Start of MATERIAL

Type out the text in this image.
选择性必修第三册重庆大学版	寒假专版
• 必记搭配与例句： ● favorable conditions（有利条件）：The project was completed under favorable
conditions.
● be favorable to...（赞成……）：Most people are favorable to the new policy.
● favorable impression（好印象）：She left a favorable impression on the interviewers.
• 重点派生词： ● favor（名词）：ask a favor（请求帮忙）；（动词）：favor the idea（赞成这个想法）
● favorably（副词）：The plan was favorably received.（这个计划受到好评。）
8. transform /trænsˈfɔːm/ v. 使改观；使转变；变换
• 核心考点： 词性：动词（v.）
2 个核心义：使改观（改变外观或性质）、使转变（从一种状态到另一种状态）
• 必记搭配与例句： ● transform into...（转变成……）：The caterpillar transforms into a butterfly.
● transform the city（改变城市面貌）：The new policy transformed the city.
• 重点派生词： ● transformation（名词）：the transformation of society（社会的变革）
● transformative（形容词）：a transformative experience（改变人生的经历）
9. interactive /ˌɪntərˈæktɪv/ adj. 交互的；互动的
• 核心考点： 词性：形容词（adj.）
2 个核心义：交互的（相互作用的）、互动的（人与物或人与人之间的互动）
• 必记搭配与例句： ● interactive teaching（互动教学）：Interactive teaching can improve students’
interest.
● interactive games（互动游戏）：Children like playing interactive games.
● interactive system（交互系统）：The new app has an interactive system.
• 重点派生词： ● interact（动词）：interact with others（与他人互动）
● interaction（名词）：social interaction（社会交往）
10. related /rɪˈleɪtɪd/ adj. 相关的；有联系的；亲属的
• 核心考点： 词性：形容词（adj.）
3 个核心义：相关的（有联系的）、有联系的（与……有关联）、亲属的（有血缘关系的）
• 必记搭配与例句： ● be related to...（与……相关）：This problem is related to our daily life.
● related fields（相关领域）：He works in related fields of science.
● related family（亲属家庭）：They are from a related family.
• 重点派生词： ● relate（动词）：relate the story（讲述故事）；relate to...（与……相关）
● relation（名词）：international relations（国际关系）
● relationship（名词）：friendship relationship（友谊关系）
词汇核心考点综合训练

End of MATERIAL

AIM OF THE TASK: Reproduce the listing shown above in its entirety, exactly.

RESULT:
Type out the text in this image.
选择性必修第三册重庆大学版	寒假专版
• 必记搭配与例句： ● favorable conditions（有利条件）：The project was completed under favorable
conditions.
● be favorable to...（赞成……）：Most people are favorable to the new policy.
● favorable impression（好印象）：She left a favorable impression on the interviewers.
• 重点派生词： ● favor（名词）：ask a favor（请求帮忙）；（动词）：favor the idea（赞成这个想法）
● favorably（副词）：The plan was favorably received.（这个计划受到好评。）
8. transform /trænsˈfɔːm/ v. 使改观；使转变；变换
• 核心考点： 词性：动词（v.）
2 个核心义：使改观（改变外观或性质）、使转变（从一种状态到另一种状态）
• 必记搭配与例句： ● transform into...（转变成……）：The caterpillar transforms into a butterfly.
● transform the city（改变城市面貌）：The new policy transformed the city.
• 重点派生词： ● transformation（名词）：the transformation of society（社会的变革）
● transformative（形容词）：a transformative experience（改变人生的经历）
9. interactive /ˌɪntərˈæktɪv/ adj. 交互的；互动的
• 核心考点： 词性：形容词（adj.）
2 个核心义：交互的（相互作用的）、互动的（人与物或人与人之间的互动）
• 必记搭配与例句： ● interactive teaching（互动教学）：Interactive teaching can improve students’
interest.
● interactive games（互动游戏）：Children like playing interactive games.
● interactive system（交互系统）：The new app has an interactive system.
• 重点派生词： ● interact（动词）：interact with others（与他人互动）
● interaction（名词）：social interaction（社会交往）
10. related /rɪˈleɪtɪd/ adj. 相关的；有联系的；亲属的
• 核心考点： 词性：形容词（adj.）
3 个核心义：相关的（有联系的）、有联系的（与……有关联）、亲属的（有血缘关系的）
• 必记搭配与例句： ● be related to...（与……相关）：This problem is related to our daily life.
● related fields（相关领域）：He works in related fields of science.
● related family（亲属家庭）：They are from a related family.
• 重点派生词： ● relate（动词）：relate the story（讲述故事）；relate to...（与……相关）
● relation（名词）：international relations（国际关系）
● relationship（名词）：friendship relationship（友谊关系）
词汇核心考点综合训练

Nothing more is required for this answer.